-- PROVIDED DATA --
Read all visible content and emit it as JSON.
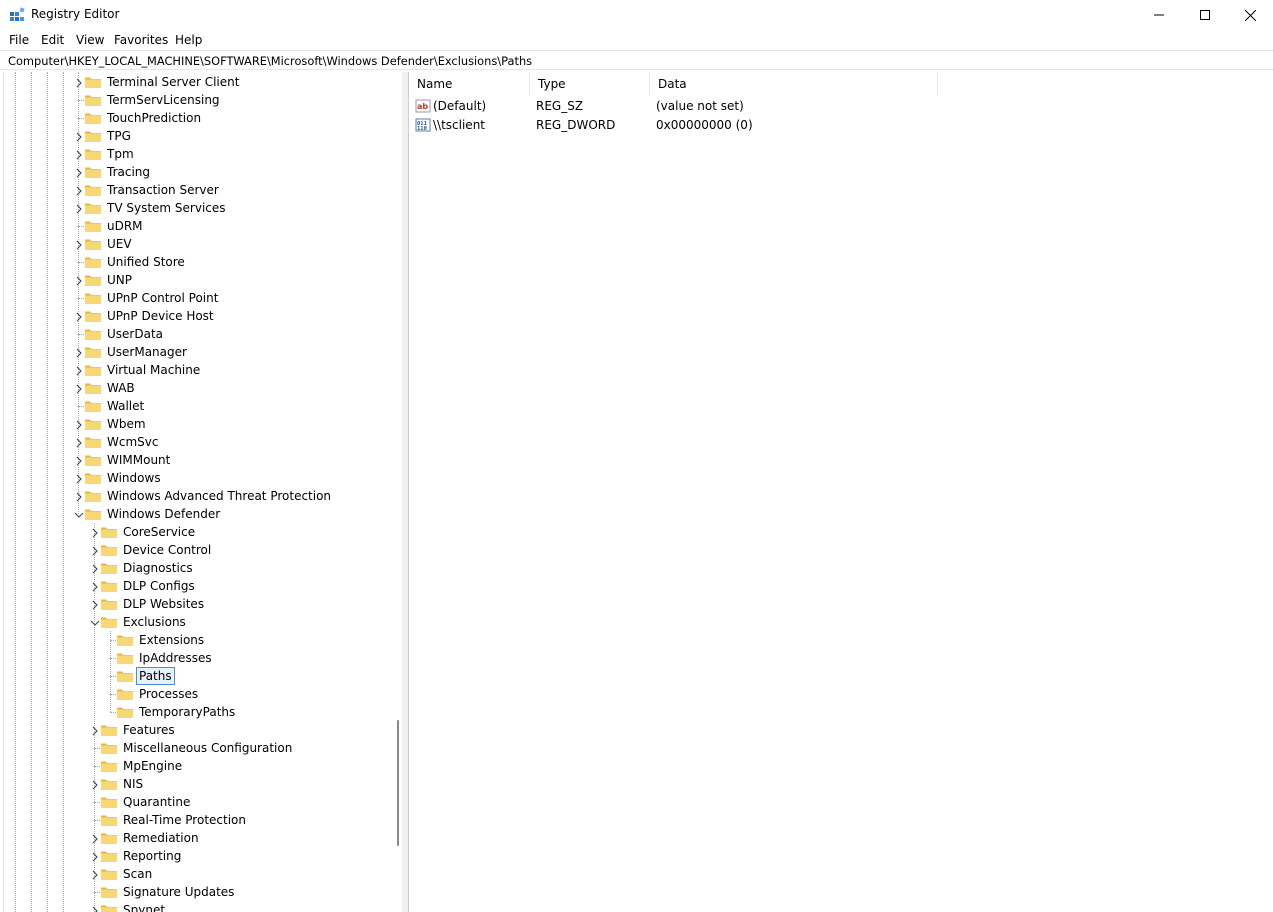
{
  "window": {
    "title": "Registry Editor"
  },
  "menu": [
    "File",
    "Edit",
    "View",
    "Favorites",
    "Help"
  ],
  "address": "Computer\\HKEY_LOCAL_MACHINE\\SOFTWARE\\Microsoft\\Windows Defender\\Exclusions\\Paths",
  "tree": {
    "top_level": [
      {
        "label": "Terminal Server Client",
        "expandable": true
      },
      {
        "label": "TermServLicensing",
        "expandable": false
      },
      {
        "label": "TouchPrediction",
        "expandable": false
      },
      {
        "label": "TPG",
        "expandable": true
      },
      {
        "label": "Tpm",
        "expandable": true
      },
      {
        "label": "Tracing",
        "expandable": true
      },
      {
        "label": "Transaction Server",
        "expandable": true
      },
      {
        "label": "TV System Services",
        "expandable": true
      },
      {
        "label": "uDRM",
        "expandable": false
      },
      {
        "label": "UEV",
        "expandable": true
      },
      {
        "label": "Unified Store",
        "expandable": false
      },
      {
        "label": "UNP",
        "expandable": true
      },
      {
        "label": "UPnP Control Point",
        "expandable": false
      },
      {
        "label": "UPnP Device Host",
        "expandable": true
      },
      {
        "label": "UserData",
        "expandable": false
      },
      {
        "label": "UserManager",
        "expandable": true
      },
      {
        "label": "Virtual Machine",
        "expandable": true
      },
      {
        "label": "WAB",
        "expandable": true
      },
      {
        "label": "Wallet",
        "expandable": false
      },
      {
        "label": "Wbem",
        "expandable": true
      },
      {
        "label": "WcmSvc",
        "expandable": true
      },
      {
        "label": "WIMMount",
        "expandable": true
      },
      {
        "label": "Windows",
        "expandable": true
      },
      {
        "label": "Windows Advanced Threat Protection",
        "expandable": true
      },
      {
        "label": "Windows Defender",
        "expandable": true,
        "expanded": true
      }
    ],
    "defender_children": [
      {
        "label": "CoreService",
        "expandable": true
      },
      {
        "label": "Device Control",
        "expandable": true
      },
      {
        "label": "Diagnostics",
        "expandable": true
      },
      {
        "label": "DLP Configs",
        "expandable": true
      },
      {
        "label": "DLP Websites",
        "expandable": true
      },
      {
        "label": "Exclusions",
        "expandable": true,
        "expanded": true
      },
      {
        "label": "Features",
        "expandable": true
      },
      {
        "label": "Miscellaneous Configuration",
        "expandable": false
      },
      {
        "label": "MpEngine",
        "expandable": false
      },
      {
        "label": "NIS",
        "expandable": true
      },
      {
        "label": "Quarantine",
        "expandable": false
      },
      {
        "label": "Real-Time Protection",
        "expandable": false
      },
      {
        "label": "Remediation",
        "expandable": true
      },
      {
        "label": "Reporting",
        "expandable": true
      },
      {
        "label": "Scan",
        "expandable": true
      },
      {
        "label": "Signature Updates",
        "expandable": false
      },
      {
        "label": "Spynet",
        "expandable": true
      }
    ],
    "exclusions_children": [
      {
        "label": "Extensions"
      },
      {
        "label": "IpAddresses"
      },
      {
        "label": "Paths",
        "selected": true
      },
      {
        "label": "Processes"
      },
      {
        "label": "TemporaryPaths"
      }
    ]
  },
  "list": {
    "columns": [
      "Name",
      "Type",
      "Data"
    ],
    "rows": [
      {
        "icon": "string-value-icon",
        "name": "(Default)",
        "type": "REG_SZ",
        "data": "(value not set)"
      },
      {
        "icon": "binary-value-icon",
        "name": "\\\\tsclient",
        "type": "REG_DWORD",
        "data": "0x00000000 (0)"
      }
    ]
  },
  "colors": {
    "folder": "#f8d775",
    "folder_dark": "#e8b73a",
    "selection_border": "#4a90d9"
  }
}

-- PROBLEM --
Copy every line above that includes the string "value".

-- REPLY --
        "icon": "string-value-icon",
        "data": "(value not set)"
        "icon": "binary-value-icon",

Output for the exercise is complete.